▶ [OBJECTIVE]:
Repeat every record below exactly as it appears.

▶ [STORED ROWS]:
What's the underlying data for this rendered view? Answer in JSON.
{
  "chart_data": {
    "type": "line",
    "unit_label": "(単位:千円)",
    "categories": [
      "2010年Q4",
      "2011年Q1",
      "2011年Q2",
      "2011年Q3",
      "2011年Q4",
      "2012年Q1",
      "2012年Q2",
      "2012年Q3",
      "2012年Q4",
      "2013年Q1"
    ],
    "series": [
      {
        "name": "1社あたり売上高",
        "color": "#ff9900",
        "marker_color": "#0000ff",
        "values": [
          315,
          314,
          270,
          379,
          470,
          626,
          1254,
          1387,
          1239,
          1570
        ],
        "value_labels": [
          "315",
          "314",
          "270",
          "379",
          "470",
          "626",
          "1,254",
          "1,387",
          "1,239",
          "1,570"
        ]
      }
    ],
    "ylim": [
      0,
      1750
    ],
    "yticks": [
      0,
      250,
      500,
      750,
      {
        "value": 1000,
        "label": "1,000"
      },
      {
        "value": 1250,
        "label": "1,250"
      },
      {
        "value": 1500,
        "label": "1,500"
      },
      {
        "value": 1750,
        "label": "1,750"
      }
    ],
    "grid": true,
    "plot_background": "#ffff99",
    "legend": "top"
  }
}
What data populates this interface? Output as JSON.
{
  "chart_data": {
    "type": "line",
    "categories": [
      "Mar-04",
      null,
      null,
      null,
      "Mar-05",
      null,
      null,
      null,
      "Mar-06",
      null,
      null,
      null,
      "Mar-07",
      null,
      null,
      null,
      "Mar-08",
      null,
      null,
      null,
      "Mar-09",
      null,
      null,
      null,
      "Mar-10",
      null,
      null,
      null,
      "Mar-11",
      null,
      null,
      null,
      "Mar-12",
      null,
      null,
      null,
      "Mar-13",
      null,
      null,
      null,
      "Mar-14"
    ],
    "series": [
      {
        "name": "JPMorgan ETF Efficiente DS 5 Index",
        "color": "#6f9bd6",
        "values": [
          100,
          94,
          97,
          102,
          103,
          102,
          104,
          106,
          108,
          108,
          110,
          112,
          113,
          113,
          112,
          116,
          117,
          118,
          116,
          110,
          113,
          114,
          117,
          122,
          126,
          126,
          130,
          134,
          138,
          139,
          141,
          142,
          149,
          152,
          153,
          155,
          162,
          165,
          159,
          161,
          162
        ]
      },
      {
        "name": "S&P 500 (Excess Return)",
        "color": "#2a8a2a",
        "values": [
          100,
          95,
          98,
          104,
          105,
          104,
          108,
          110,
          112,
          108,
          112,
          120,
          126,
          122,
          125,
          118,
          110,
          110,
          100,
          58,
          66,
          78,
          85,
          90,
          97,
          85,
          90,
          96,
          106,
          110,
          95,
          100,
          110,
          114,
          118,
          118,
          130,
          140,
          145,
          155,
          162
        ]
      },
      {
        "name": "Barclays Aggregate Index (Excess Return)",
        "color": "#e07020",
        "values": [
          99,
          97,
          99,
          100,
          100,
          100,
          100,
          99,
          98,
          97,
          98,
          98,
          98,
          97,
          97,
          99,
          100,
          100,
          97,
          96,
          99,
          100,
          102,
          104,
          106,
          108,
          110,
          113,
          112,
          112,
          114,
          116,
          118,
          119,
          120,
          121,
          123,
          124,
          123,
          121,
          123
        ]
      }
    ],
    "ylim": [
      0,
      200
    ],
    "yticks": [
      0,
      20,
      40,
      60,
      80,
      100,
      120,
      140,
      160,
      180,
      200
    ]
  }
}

▶ [WRITTEN REPLY]:
What's the underlying data for this rendered view? Answer in JSON.
{
  "chart_data": {
    "type": "line",
    "unit_label": "(単位:千円)",
    "categories": [
      "2010年Q4",
      "2011年Q1",
      "2011年Q2",
      "2011年Q3",
      "2011年Q4",
      "2012年Q1",
      "2012年Q2",
      "2012年Q3",
      "2012年Q4",
      "2013年Q1"
    ],
    "series": [
      {
        "name": "1社あたり売上高",
        "color": "#ff9900",
        "marker_color": "#0000ff",
        "values": [
          315,
          314,
          270,
          379,
          470,
          626,
          1254,
          1387,
          1239,
          1570
        ],
        "value_labels": [
          "315",
          "314",
          "270",
          "379",
          "470",
          "626",
          "1,254",
          "1,387",
          "1,239",
          "1,570"
        ]
      }
    ],
    "ylim": [
      0,
      1750
    ],
    "yticks": [
      0,
      250,
      500,
      750,
      {
        "value": 1000,
        "label": "1,000"
      },
      {
        "value": 1250,
        "label": "1,250"
      },
      {
        "value": 1500,
        "label": "1,500"
      },
      {
        "value": 1750,
        "label": "1,750"
      }
    ],
    "grid": true,
    "plot_background": "#ffff99",
    "legend": "top"
  }
}
What data populates this interface? Output as JSON.
{
  "chart_data": {
    "type": "line",
    "categories": [
      "Mar-04",
      null,
      null,
      null,
      "Mar-05",
      null,
      null,
      null,
      "Mar-06",
      null,
      null,
      null,
      "Mar-07",
      null,
      null,
      null,
      "Mar-08",
      null,
      null,
      null,
      "Mar-09",
      null,
      null,
      null,
      "Mar-10",
      null,
      null,
      null,
      "Mar-11",
      null,
      null,
      null,
      "Mar-12",
      null,
      null,
      null,
      "Mar-13",
      null,
      null,
      null,
      "Mar-14"
    ],
    "series": [
      {
        "name": "JPMorgan ETF Efficiente DS 5 Index",
        "color": "#6f9bd6",
        "values": [
          100,
          94,
          97,
          102,
          103,
          102,
          104,
          106,
          108,
          108,
          110,
          112,
          113,
          113,
          112,
          116,
          117,
          118,
          116,
          110,
          113,
          114,
          117,
          122,
          126,
          126,
          130,
          134,
          138,
          139,
          141,
          142,
          149,
          152,
          153,
          155,
          162,
          165,
          159,
          161,
          162
        ]
      },
      {
        "name": "S&P 500 (Excess Return)",
        "color": "#2a8a2a",
        "values": [
          100,
          95,
          98,
          104,
          105,
          104,
          108,
          110,
          112,
          108,
          112,
          120,
          126,
          122,
          125,
          118,
          110,
          110,
          100,
          58,
          66,
          78,
          85,
          90,
          97,
          85,
          90,
          96,
          106,
          110,
          95,
          100,
          110,
          114,
          118,
          118,
          130,
          140,
          145,
          155,
          162
        ]
      },
      {
        "name": "Barclays Aggregate Index (Excess Return)",
        "color": "#e07020",
        "values": [
          99,
          97,
          99,
          100,
          100,
          100,
          100,
          99,
          98,
          97,
          98,
          98,
          98,
          97,
          97,
          99,
          100,
          100,
          97,
          96,
          99,
          100,
          102,
          104,
          106,
          108,
          110,
          113,
          112,
          112,
          114,
          116,
          118,
          119,
          120,
          121,
          123,
          124,
          123,
          121,
          123
        ]
      }
    ],
    "ylim": [
      0,
      200
    ],
    "yticks": [
      0,
      20,
      40,
      60,
      80,
      100,
      120,
      140,
      160,
      180,
      200
    ]
  }
}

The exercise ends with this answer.